→ **Problem statement**: Here are some records; quote them exactly, leaving out the pictures.

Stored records
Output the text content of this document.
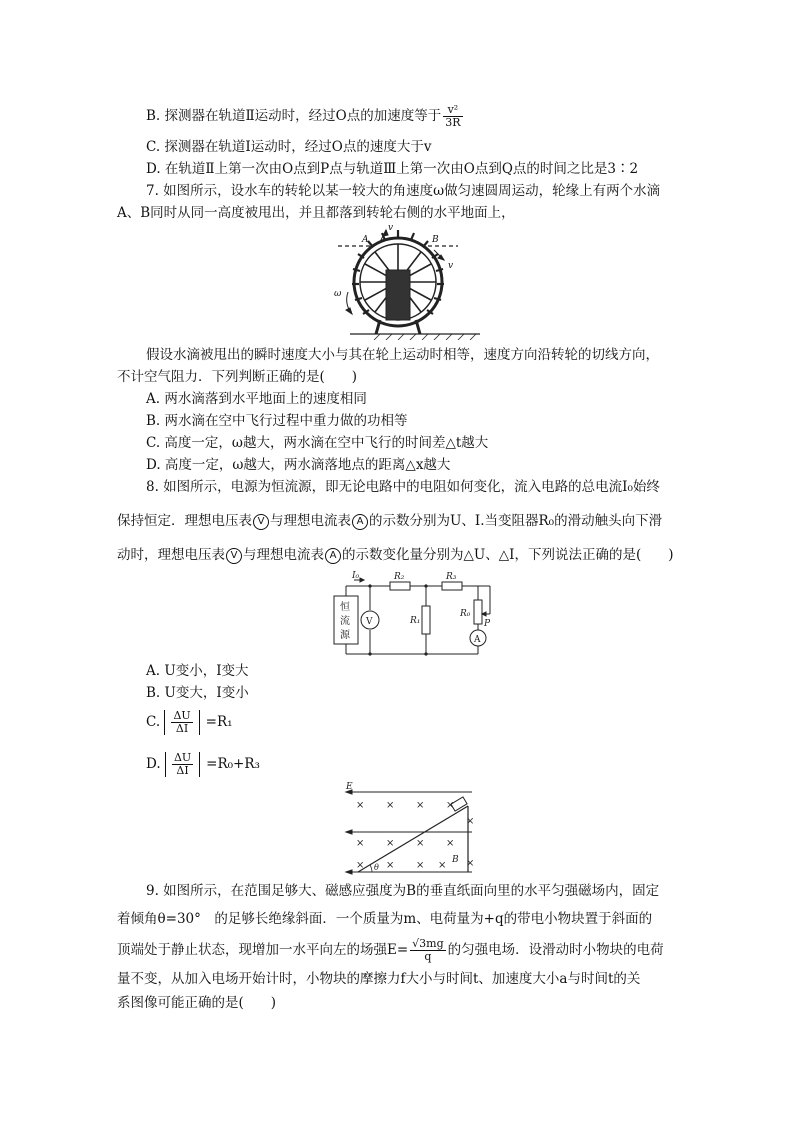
B. 探测器在轨道Ⅱ运动时，经过O点的加速度等于 $\frac{\text{v²}}{3R}$
C. 探测器在轨道Ⅰ运动时，经过O点的速度大于v
D. 在轨道Ⅱ上第一次由O点到P点与轨道Ⅲ上第一次由O点到Q点的时间之比是3∶2
7. 如图所示，设水车的转轮以某一较大的角速度ω做匀速圆周运动，轮缘上有两个水滴
A、B同时从同一高度被甩出，并且都落到转轮右侧的水平地面上，
A	B
v
v
ω
假设水滴被甩出的瞬时速度大小与其在轮上运动时相等，速度方向沿转轮的切线方向，
不计空气阻力．下列判断正确的是(　　)
A. 两水滴落到水平地面上的速度相同
B. 两水滴在空中飞行过程中重力做的功相等
C. 高度一定，ω越大，两水滴在空中飞行的时间差△t越大
D. 高度一定，ω越大，两水滴落地点的距离△x越大
8. 如图所示，电源为恒流源，即无论电路中的电阻如何变化，流入电路的总电流I₀始终
保持恒定．理想电压表 V 与理想电流表 A 的示数分别为U、I.当变阻器R₀的滑动触头向下滑
动时，理想电压表 V 与理想电流表 A 的示数变化量分别为△U、△I，下列说法正确的是(　　)
恒
流
源
I₀
V
R₂
R₁
R₃
R₀
P
A
A. U变小，I变大
B. U变大，I变小
C. $\frac{\Delta U}{\Delta I} =R_1$
D. $\frac{\Delta U}{\Delta I} =R_0+R_3$
× × × ×
× × × ×
×
× × × × ×
E
B
θ
9. 如图所示，在范围足够大、磁感应强度为B的垂直纸面向里的水平匀强磁场内，固定
着倾角θ=30°　的足够长绝缘斜面．一个质量为m、电荷量为+q的带电小物块置于斜面的
顶端处于静止状态，现增加一水平向左的场强$E= \frac{√3mg}{q}$ 的匀强电场．设滑动时小物块的电荷
量不变，从加入电场开始计时，小物块的摩擦力f大小与时间t、加速度大小a与时间t的关
系图像可能正确的是(　　)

→ **Expected answer**:
Output the text content of this document.
B. 探测器在轨道Ⅱ运动时，经过O点的加速度等于 $\frac{\text{v²}}{3R}$
C. 探测器在轨道Ⅰ运动时，经过O点的速度大于v
D. 在轨道Ⅱ上第一次由O点到P点与轨道Ⅲ上第一次由O点到Q点的时间之比是3∶2
7. 如图所示，设水车的转轮以某一较大的角速度ω做匀速圆周运动，轮缘上有两个水滴
A、B同时从同一高度被甩出，并且都落到转轮右侧的水平地面上，
A	B
v
v
ω
假设水滴被甩出的瞬时速度大小与其在轮上运动时相等，速度方向沿转轮的切线方向，
不计空气阻力．下列判断正确的是(　　)
A. 两水滴落到水平地面上的速度相同
B. 两水滴在空中飞行过程中重力做的功相等
C. 高度一定，ω越大，两水滴在空中飞行的时间差△t越大
D. 高度一定，ω越大，两水滴落地点的距离△x越大
8. 如图所示，电源为恒流源，即无论电路中的电阻如何变化，流入电路的总电流I₀始终
保持恒定．理想电压表 V 与理想电流表 A 的示数分别为U、I.当变阻器R₀的滑动触头向下滑
动时，理想电压表 V 与理想电流表 A 的示数变化量分别为△U、△I，下列说法正确的是(　　)
恒
流
源
I₀
V
R₂
R₁
R₃
R₀
P
A
A. U变小，I变大
B. U变大，I变小
C. $\frac{\Delta U}{\Delta I} =R_1$
D. $\frac{\Delta U}{\Delta I} =R_0+R_3$
× × × ×
× × × ×
×
× × × × ×
E
B
θ
9. 如图所示，在范围足够大、磁感应强度为B的垂直纸面向里的水平匀强磁场内，固定
着倾角θ=30°　的足够长绝缘斜面．一个质量为m、电荷量为+q的带电小物块置于斜面的
顶端处于静止状态，现增加一水平向左的场强$E= \frac{√3mg}{q}$ 的匀强电场．设滑动时小物块的电荷
量不变，从加入电场开始计时，小物块的摩擦力f大小与时间t、加速度大小a与时间t的关
系图像可能正确的是(　　)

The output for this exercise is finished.